#### Task details:
Print all the records exactly, please.

Records from a data collection:
··········

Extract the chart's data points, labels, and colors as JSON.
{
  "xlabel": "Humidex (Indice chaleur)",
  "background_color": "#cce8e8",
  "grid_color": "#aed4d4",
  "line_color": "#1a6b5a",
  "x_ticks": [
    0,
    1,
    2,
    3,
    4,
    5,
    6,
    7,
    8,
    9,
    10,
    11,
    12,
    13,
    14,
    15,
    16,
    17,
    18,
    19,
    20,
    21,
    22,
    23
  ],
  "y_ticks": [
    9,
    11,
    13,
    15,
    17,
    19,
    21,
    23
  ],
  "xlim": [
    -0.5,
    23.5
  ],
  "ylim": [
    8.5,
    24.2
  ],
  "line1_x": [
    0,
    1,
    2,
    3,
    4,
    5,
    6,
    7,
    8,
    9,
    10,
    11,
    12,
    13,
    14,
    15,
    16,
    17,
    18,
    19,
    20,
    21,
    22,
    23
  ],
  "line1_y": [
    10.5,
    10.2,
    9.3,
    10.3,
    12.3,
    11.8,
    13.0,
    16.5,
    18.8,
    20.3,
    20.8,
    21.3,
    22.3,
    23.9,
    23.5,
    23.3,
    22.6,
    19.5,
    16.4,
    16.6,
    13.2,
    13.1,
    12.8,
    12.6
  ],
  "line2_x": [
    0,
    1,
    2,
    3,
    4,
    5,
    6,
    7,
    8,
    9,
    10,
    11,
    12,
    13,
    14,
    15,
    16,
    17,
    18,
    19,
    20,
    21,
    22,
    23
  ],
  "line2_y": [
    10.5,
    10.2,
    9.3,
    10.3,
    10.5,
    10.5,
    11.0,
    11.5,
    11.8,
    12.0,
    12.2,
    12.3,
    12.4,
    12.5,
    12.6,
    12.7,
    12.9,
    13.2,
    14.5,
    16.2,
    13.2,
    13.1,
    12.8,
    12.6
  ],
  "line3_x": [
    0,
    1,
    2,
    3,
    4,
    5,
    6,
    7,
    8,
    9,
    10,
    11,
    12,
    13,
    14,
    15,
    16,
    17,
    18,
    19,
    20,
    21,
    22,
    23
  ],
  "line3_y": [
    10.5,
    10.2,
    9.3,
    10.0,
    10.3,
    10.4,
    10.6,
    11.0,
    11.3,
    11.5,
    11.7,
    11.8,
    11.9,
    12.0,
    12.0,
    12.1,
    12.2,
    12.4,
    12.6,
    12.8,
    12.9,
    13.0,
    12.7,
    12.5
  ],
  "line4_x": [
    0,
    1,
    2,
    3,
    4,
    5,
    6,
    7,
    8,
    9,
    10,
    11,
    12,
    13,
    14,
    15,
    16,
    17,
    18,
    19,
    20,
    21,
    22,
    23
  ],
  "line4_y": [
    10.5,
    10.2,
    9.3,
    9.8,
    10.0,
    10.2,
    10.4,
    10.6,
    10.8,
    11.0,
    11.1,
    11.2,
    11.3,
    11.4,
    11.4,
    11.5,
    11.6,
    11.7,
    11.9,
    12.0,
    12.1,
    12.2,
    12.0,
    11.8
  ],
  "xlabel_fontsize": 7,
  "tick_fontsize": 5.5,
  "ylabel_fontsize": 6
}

··········

#### Solution for this problem:
Extract the chart's data points, labels, and colors as JSON.
{
  "xlabel": "Humidex (Indice chaleur)",
  "background_color": "#cce8e8",
  "grid_color": "#aed4d4",
  "line_color": "#1a6b5a",
  "x_ticks": [
    0,
    1,
    2,
    3,
    4,
    5,
    6,
    7,
    8,
    9,
    10,
    11,
    12,
    13,
    14,
    15,
    16,
    17,
    18,
    19,
    20,
    21,
    22,
    23
  ],
  "y_ticks": [
    9,
    11,
    13,
    15,
    17,
    19,
    21,
    23
  ],
  "xlim": [
    -0.5,
    23.5
  ],
  "ylim": [
    8.5,
    24.2
  ],
  "line1_x": [
    0,
    1,
    2,
    3,
    4,
    5,
    6,
    7,
    8,
    9,
    10,
    11,
    12,
    13,
    14,
    15,
    16,
    17,
    18,
    19,
    20,
    21,
    22,
    23
  ],
  "line1_y": [
    10.5,
    10.2,
    9.3,
    10.3,
    12.3,
    11.8,
    13.0,
    16.5,
    18.8,
    20.3,
    20.8,
    21.3,
    22.3,
    23.9,
    23.5,
    23.3,
    22.6,
    19.5,
    16.4,
    16.6,
    13.2,
    13.1,
    12.8,
    12.6
  ],
  "line2_x": [
    0,
    1,
    2,
    3,
    4,
    5,
    6,
    7,
    8,
    9,
    10,
    11,
    12,
    13,
    14,
    15,
    16,
    17,
    18,
    19,
    20,
    21,
    22,
    23
  ],
  "line2_y": [
    10.5,
    10.2,
    9.3,
    10.3,
    10.5,
    10.5,
    11.0,
    11.5,
    11.8,
    12.0,
    12.2,
    12.3,
    12.4,
    12.5,
    12.6,
    12.7,
    12.9,
    13.2,
    14.5,
    16.2,
    13.2,
    13.1,
    12.8,
    12.6
  ],
  "line3_x": [
    0,
    1,
    2,
    3,
    4,
    5,
    6,
    7,
    8,
    9,
    10,
    11,
    12,
    13,
    14,
    15,
    16,
    17,
    18,
    19,
    20,
    21,
    22,
    23
  ],
  "line3_y": [
    10.5,
    10.2,
    9.3,
    10.0,
    10.3,
    10.4,
    10.6,
    11.0,
    11.3,
    11.5,
    11.7,
    11.8,
    11.9,
    12.0,
    12.0,
    12.1,
    12.2,
    12.4,
    12.6,
    12.8,
    12.9,
    13.0,
    12.7,
    12.5
  ],
  "line4_x": [
    0,
    1,
    2,
    3,
    4,
    5,
    6,
    7,
    8,
    9,
    10,
    11,
    12,
    13,
    14,
    15,
    16,
    17,
    18,
    19,
    20,
    21,
    22,
    23
  ],
  "line4_y": [
    10.5,
    10.2,
    9.3,
    9.8,
    10.0,
    10.2,
    10.4,
    10.6,
    10.8,
    11.0,
    11.1,
    11.2,
    11.3,
    11.4,
    11.4,
    11.5,
    11.6,
    11.7,
    11.9,
    12.0,
    12.1,
    12.2,
    12.0,
    11.8
  ],
  "xlabel_fontsize": 7,
  "tick_fontsize": 5.5,
  "ylabel_fontsize": 6
}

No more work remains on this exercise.